» **Text shown**
My final comment on the General Election 2015: Norman Lamb (LibDem) speaking in 2010: "I went into politics because I despise the tories and I want to beat them..." Enough said.
My book of the month for May is a work of non-fiction, but in many ways it is a fairy tale. You won't find it on the non-fiction page, it has its own page in this issue, and the page is called Falstaff. There are a number of reasons for this - I wanted to compile a feature about Sir Antony Sher's book, published yesterday by Nick Hern Books, YEAR OF THE FAT KNIGHT, whilst at the same time including some photographs of Sir Anthony as Falstaff, together with reviews of two of Robert Nye's books, FALSTAFF and THE LATE MR SHAKESPEARE, both of which are published by Allison and Busby. Secondly, I want my review of the book to remain available and not get lost when I overwrite this month's reviews with next month's. Sir Antony Sher was knighted in 2000 for services to acting and writing, and having just read his Falstaff Diaries I can attest to the fact that, had he not chosen to become an actor (he is recognised as one of the finest Shakespearean actors of our generation, but you don't need me to tell you that), he could have followed a writing career. This is a joyful ourpouring of a man at the top of his game, sharing his intimate and private diaries with his public. YEAR OF THE FAT KNIGHT will be Radio 4's book of the week next week, read by Sir Antony Sher himself. I can't say I've ever listened to Radio 4 in my life, but I recognise its importance and its influence on the arts. This isn't simply a book about acting, it's a book about life, written by a man who is passionate about what he does and attempts to put the best of himself into anything he does. He is a self-confessed workaholic, and that shines through in the book, which is a simply sumptuous read, perfectly packaged by Nick Hern Books.

» **Stored data**
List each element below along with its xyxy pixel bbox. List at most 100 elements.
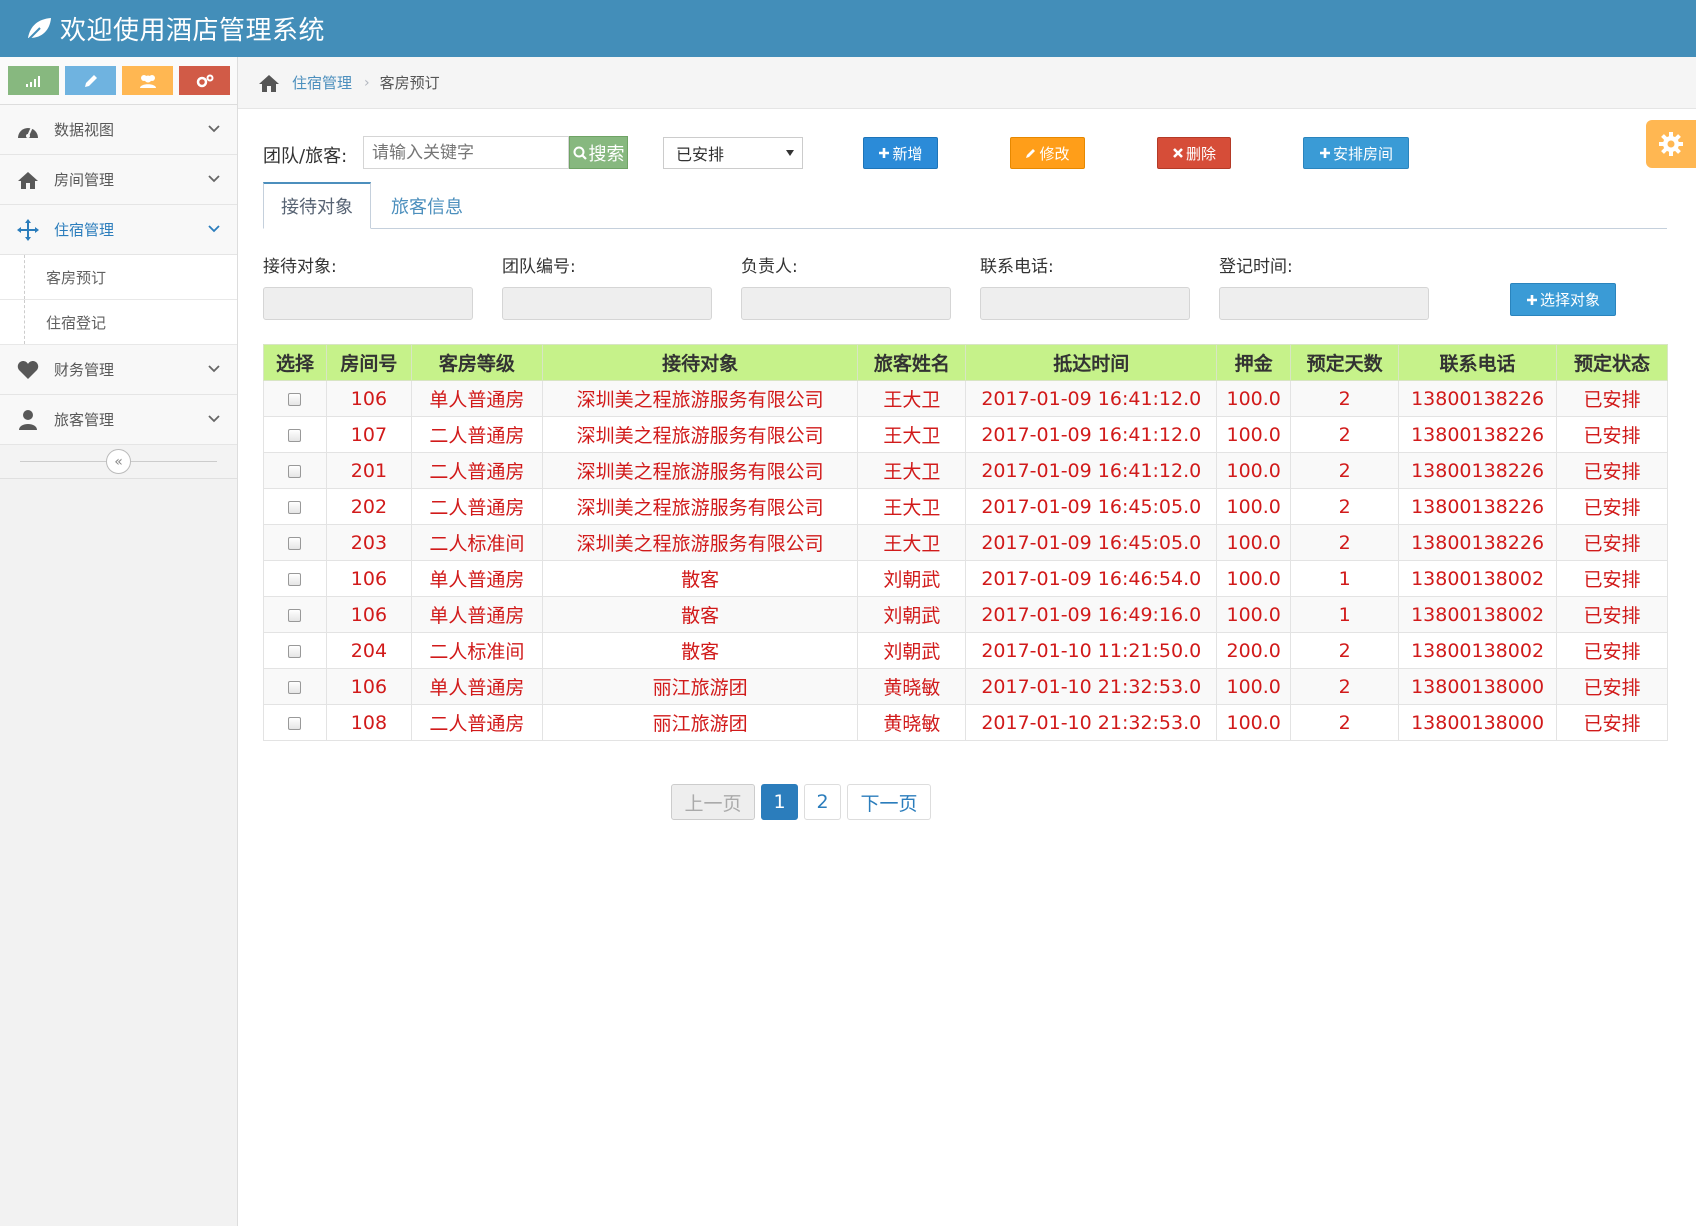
gear-icon (1659, 132, 1683, 156)
table-cell: 散客 (541, 596, 859, 633)
users-shortcut-button[interactable] (122, 66, 173, 95)
table-cell: 100.0 (1216, 668, 1292, 705)
reception-label: 接待对象: (263, 257, 337, 277)
table-cell: 深圳美之程旅游服务有限公司 (541, 452, 859, 489)
edit-shortcut-button[interactable] (65, 66, 116, 95)
delete-button[interactable]: 删除 (1157, 137, 1231, 169)
row-checkbox[interactable] (288, 500, 302, 514)
row-checkbox[interactable] (288, 644, 302, 658)
settings-shortcut-button[interactable] (179, 66, 230, 95)
search-input[interactable] (363, 136, 569, 169)
select-cell (263, 452, 327, 489)
table-cell: 深圳美之程旅游服务有限公司 (541, 416, 859, 453)
row-checkbox[interactable] (288, 428, 302, 442)
sidebar-item-dashboard[interactable]: 数据视图 (0, 105, 237, 155)
table-cell: 深圳美之程旅游服务有限公司 (541, 488, 859, 525)
reception-field[interactable] (263, 287, 473, 320)
leader-field[interactable] (741, 287, 951, 320)
collapse-sidebar-button[interactable]: « (106, 449, 131, 474)
page-2-button[interactable]: 2 (804, 784, 841, 820)
table-row[interactable]: 106 单人普通房 散客 刘朝武 2017-01-09 16:46:54.0 100.0 1… (263, 560, 1668, 597)
tab-guest-info[interactable]: 旅客信息 (371, 182, 483, 229)
sidebar-item-lodging[interactable]: 住宿管理 (0, 205, 237, 255)
sidebar-collapse-row: « (0, 445, 237, 479)
table-cell: 散客 (541, 560, 859, 597)
select-cell (263, 596, 327, 633)
shortcut-bar (0, 57, 237, 105)
sidebar-item-label: 旅客管理 (54, 411, 115, 429)
row-checkbox[interactable] (288, 464, 302, 478)
phone-field-group: 联系电话: (980, 252, 1190, 320)
page-1-button[interactable]: 1 (761, 784, 798, 820)
table-cell: 204 (325, 632, 412, 669)
settings-button[interactable] (1646, 120, 1696, 168)
table-cell: 已安排 (1556, 668, 1668, 705)
breadcrumb-current: 客房预订 (379, 74, 440, 92)
row-checkbox[interactable] (288, 536, 302, 550)
sidebar-item-rooms[interactable]: 房间管理 (0, 155, 237, 205)
select-object-button[interactable]: 选择对象 (1510, 283, 1616, 316)
chevron-down-icon (208, 415, 220, 423)
leaf-icon (26, 17, 51, 42)
phone-field[interactable] (980, 287, 1190, 320)
status-select-value: 已安排 (676, 145, 725, 164)
sidebar-subitem-checkin[interactable]: 住宿登记 (0, 300, 237, 345)
table-cell: 二人普通房 (410, 704, 543, 741)
table-cell: 已安排 (1556, 380, 1668, 417)
table-cell: 2017-01-09 16:41:12.0 (965, 380, 1218, 417)
plus-icon (1319, 148, 1330, 158)
row-checkbox[interactable] (288, 608, 302, 622)
table-cell: 深圳美之程旅游服务有限公司 (541, 380, 859, 417)
sidebar: 数据视图 房间管理 住宿管理 客房预订 住宿登记 财务管理 旅客管理 « (0, 57, 238, 1226)
edit-button[interactable]: 修改 (1010, 137, 1085, 169)
row-checkbox[interactable] (288, 572, 302, 586)
table-row[interactable]: 106 单人普通房 散客 刘朝武 2017-01-09 16:49:16.0 100.0 1… (263, 596, 1668, 633)
search-button[interactable]: 搜索 (569, 136, 628, 169)
table-cell: 13800138002 (1398, 560, 1558, 597)
arrange-room-button[interactable]: 安排房间 (1303, 137, 1409, 169)
table-cell: 203 (325, 524, 412, 561)
table-row[interactable]: 203 二人标准间 深圳美之程旅游服务有限公司 王大卫 2017-01-09 16:45… (263, 524, 1668, 561)
table-row[interactable]: 106 单人普通房 深圳美之程旅游服务有限公司 王大卫 2017-01-09 16:41… (263, 380, 1668, 417)
sidebar-item-guests[interactable]: 旅客管理 (0, 395, 237, 445)
caret-down-icon (786, 150, 794, 156)
table-cell: 13800138002 (1398, 632, 1558, 669)
row-checkbox[interactable] (288, 680, 302, 694)
table-cell: 散客 (541, 632, 859, 669)
heart-icon (16, 359, 40, 381)
sidebar-item-finance[interactable]: 财务管理 (0, 345, 237, 395)
select-cell (263, 560, 327, 597)
reg-time-field[interactable] (1219, 287, 1429, 320)
add-button[interactable]: 新增 (863, 137, 938, 169)
table-cell: 100.0 (1216, 704, 1292, 741)
table-row[interactable]: 107 二人普通房 深圳美之程旅游服务有限公司 王大卫 2017-01-09 16:41… (263, 416, 1668, 453)
breadcrumb-separator: › (364, 74, 370, 91)
table-cell: 2017-01-10 21:32:53.0 (965, 668, 1218, 705)
prev-page-button[interactable]: 上一页 (671, 784, 755, 820)
sidebar-subitem-booking[interactable]: 客房预订 (0, 255, 237, 300)
table-cell: 202 (325, 488, 412, 525)
team-no-field[interactable] (502, 287, 712, 320)
team-no-label: 团队编号: (502, 257, 576, 277)
row-checkbox[interactable] (288, 716, 302, 730)
close-icon (1173, 148, 1183, 158)
table-row[interactable]: 108 二人普通房 丽江旅游团 黄晓敏 2017-01-10 21:32:53.0 100… (263, 704, 1668, 741)
breadcrumb-link-lodging[interactable]: 住宿管理 (292, 72, 352, 93)
table-row[interactable]: 202 二人普通房 深圳美之程旅游服务有限公司 王大卫 2017-01-09 16:45… (263, 488, 1668, 525)
tab-reception[interactable]: 接待对象 (263, 182, 371, 229)
row-checkbox[interactable] (288, 392, 302, 406)
table-row[interactable]: 106 单人普通房 丽江旅游团 黄晓敏 2017-01-10 21:32:53.0 100… (263, 668, 1668, 705)
table-cell: 13800138002 (1398, 596, 1558, 633)
next-page-button[interactable]: 下一页 (847, 784, 931, 820)
table-cell: 106 (325, 668, 412, 705)
table-row[interactable]: 204 二人标准间 散客 刘朝武 2017-01-10 11:21:50.0 200.0 2… (263, 632, 1668, 669)
table-row[interactable]: 201 二人普通房 深圳美之程旅游服务有限公司 王大卫 2017-01-09 16:41… (263, 452, 1668, 489)
status-select[interactable]: 已安排 (663, 137, 803, 169)
table-cell: 刘朝武 (857, 632, 967, 669)
users-icon (139, 74, 156, 88)
phone-label: 联系电话: (980, 257, 1054, 277)
reception-form: 接待对象: 团队编号: 负责人: 联系电话: 登记时间: 选择对象 (263, 252, 1683, 322)
stats-shortcut-button[interactable] (8, 66, 59, 95)
table-cell: 1 (1290, 560, 1400, 597)
table-cell: 13800138226 (1398, 416, 1558, 453)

» **What to produce**
List every book title that the text about Sir Antony Sher's Falstaff book writes in capital letters. The records are separate material and are not connected to the text.

» **Response below**
YEAR OF THE FAT KNIGHT, FALSTAFF, THE LATE MR SHAKESPEARE